__Objetivo 1__
Diga se cada afirmação a seguir está de acordo com o texto sobre o Dia Kasher, respondendo sim ou não e citando literalmente as palavras do texto que decidem a resposta. (a) Os equipamentos do dia a dia foram esterilizados com um maçarico a 500ºC. (b) O molho do Big Mac, o ketchup e os picles foram importados dos EUA. (c) As maçãs servidas como sobremesa tiveram grande procura.
__Objetivo 2__
Segundo o texto sobre o Dia Kasher, qual limite de hambúrgueres por pessoa foi imposto no balcão e no "drive-thru"?

__Trecho fornecido__
+ + + +

Para o Dia Kasher --evento promovido pelo grupo Atid, integrante da Congregação Monte Sinai, que está na sua segunda edição--, parte do maquinário da cozinha do McDonald's foi retirada. Na manhã do domingo, sob a supervisão de um rabino, foram instaladas duas chapas para grelhar os hambúrgueres, uma fritadeira e quatro tostadeiras. Se fossem usados os equipamentos do dia-a-dia, para serem considerados kasher, eles teriam de ser esterilizados por um maçarico a 500ºC. Como os equipamentos não suportariam tal temperatura, o procedimento foi deixado de lado.

Os detalhes da preparação só reforçam o caráter excepcional do evento. "A idéia surgiu como uma utopia de pegar uma empresa grande e fazê-la kasher", diz o rabino Ilan Ende, 32, um dos responsáveis pela supervisão da comida. Deu certo. "Foi uma verdadeira revolução no restaurante", resume Celso Cruz, 50, diretor de compras e qualidade do McDonald's.

Além de adaptar a cozinha aos preceitos judaicos, o molho do Big Mac, o ketchup e os picles foram importados dos EUA --onde está localizado o centro de distribuição de produtos para os dois restaurantes 100% kasher da rede, que ficam em Buenos Aires e Jerusalém. Somente quatro tipos de sanduíche foram servidos. Batata frita (importada da Argentina), água e refrigerante também estavam no cardápio reduzido.

Beatriz Toledo/Folha Imagem
Alberto,7, devora o primeiro sanduíche Big Mac de sua vida
Alberto,7, devora o primeiro sanduíche Big Mac de sua vida

Com seus quipás na cabeça, adultos e crianças se deliciaram com os sanduíches "proibidos". "Perfeito", foi assim que Alberto, 7, definiu o primeiro Big Mac de sua vida. Enquanto devorava o lanche, sua mãe, a designer Tatiana, 31, explicava que, em casa, prepara hambúrgueres para matar a vontade de fast food. Depois de provar o Big Mac e um hambúrguer simples, ambos sem queijo, Alberto deu o veredicto: "O do McDonald's é melhor".

O que a criançada não aprovou do Dia Kasher foi a sobremesa. No lugar da torta crocante e dos sorvetes, feitos com leite comum, havia maçãs. Limpas e analisadas pelo rabino, o produto 100% natural encalhou. A grande estrela do cardápio foi o Big Mac. Por causa da grande procura, foi imposto um limite de 12 hambúrgueres, no balcão, e 24, no "drive-thru", por pessoa. A clientela habitual, que estranhava a movimentação, era recebida com um comunicado sobre o cardápio kasher.

Apesar das filas, o público mirim recém-convertido ao fast food era só alegria, mesmo sabendo que não poderia repetir a dose tão cedo. "No ano passado, eles ficaram uma semana insistindo para vir de novo", recorda Daniel Mansur, 34, ao lado da mulher Inbal, 31, e dos filhos gêmeos Alberto e Naomi, 6. "Quando eles eram pequenos e não entendiam o significado religioso, pediam para vir sempre", conta Inbal, que já levou os filhos à filial 100% kasher de Jerusalém.

+ + + +

__Informações fornecidas__
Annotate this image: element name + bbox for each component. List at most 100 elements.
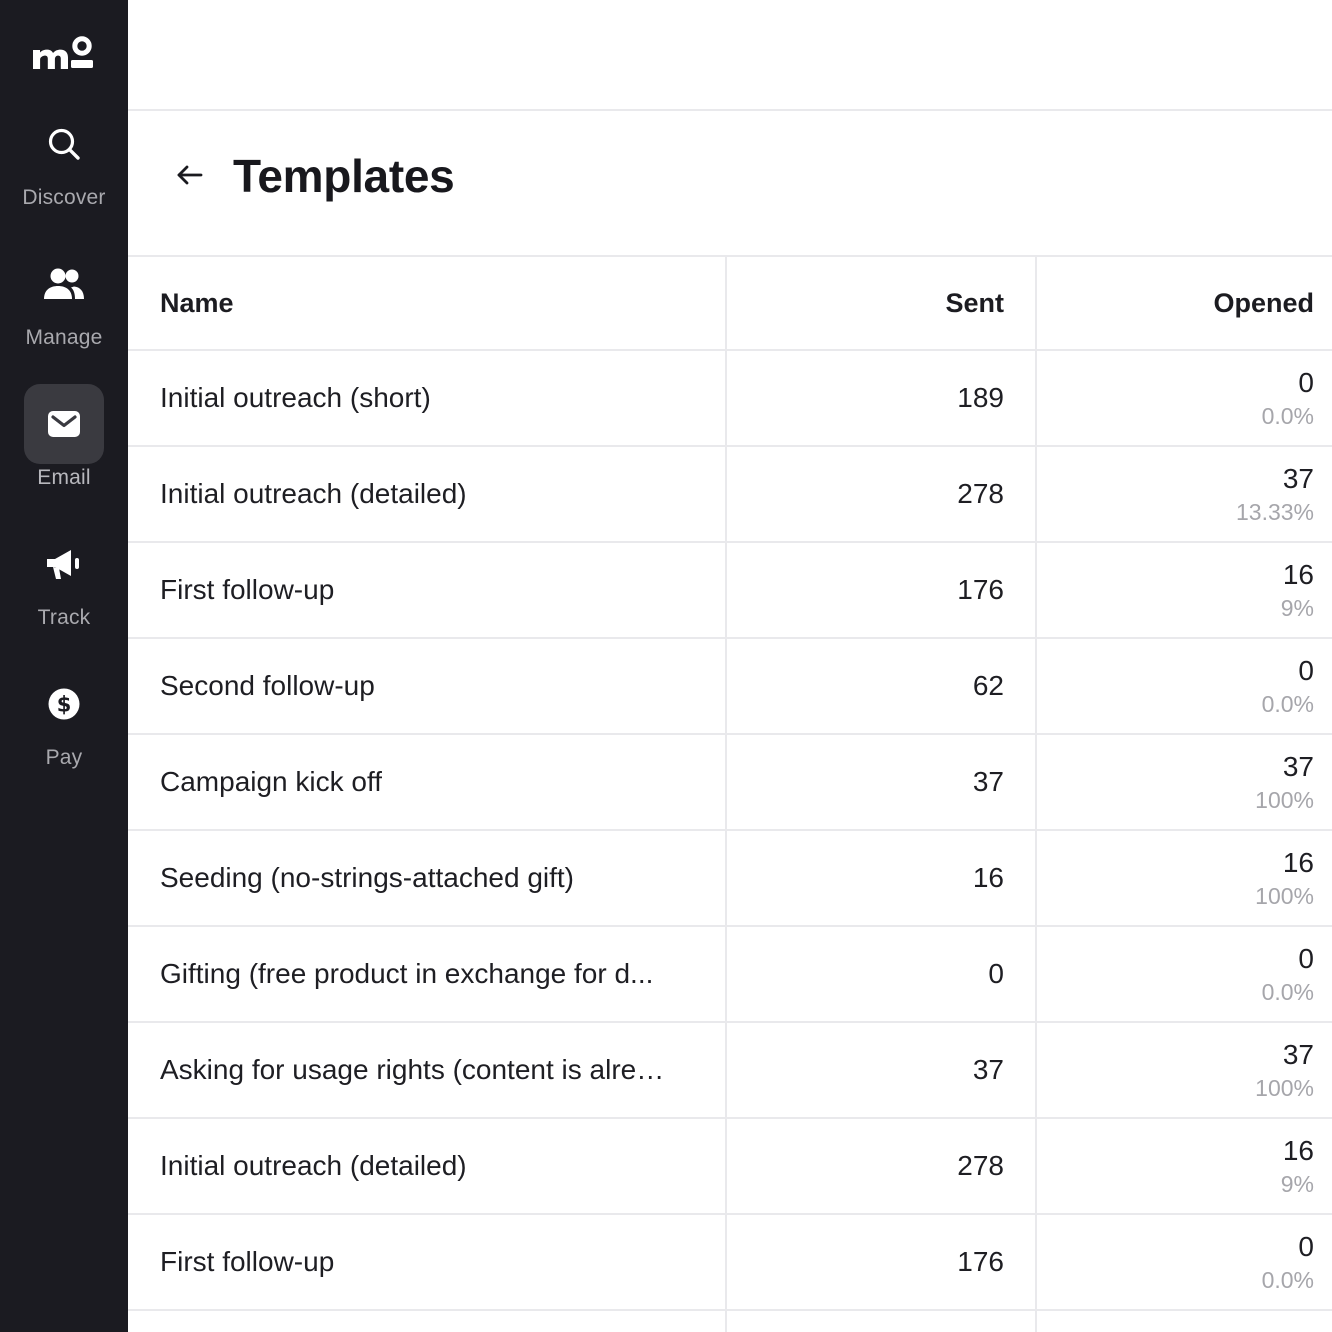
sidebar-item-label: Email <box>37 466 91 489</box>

+ + + +

__Resposta completa 1__
(a) Não: "Como os equipamentos não suportariam tal temperatura, o procedimento foi deixado de lado."
(b) Sim: "o molho do Big Mac, o ketchup e os picles foram importados dos EUA"
(c) Não: "o produto 100% natural encalhou."

__Resposta completa 2__
O limite foi de 12 hambúrgueres no balcão e de 24 no "drive-thru".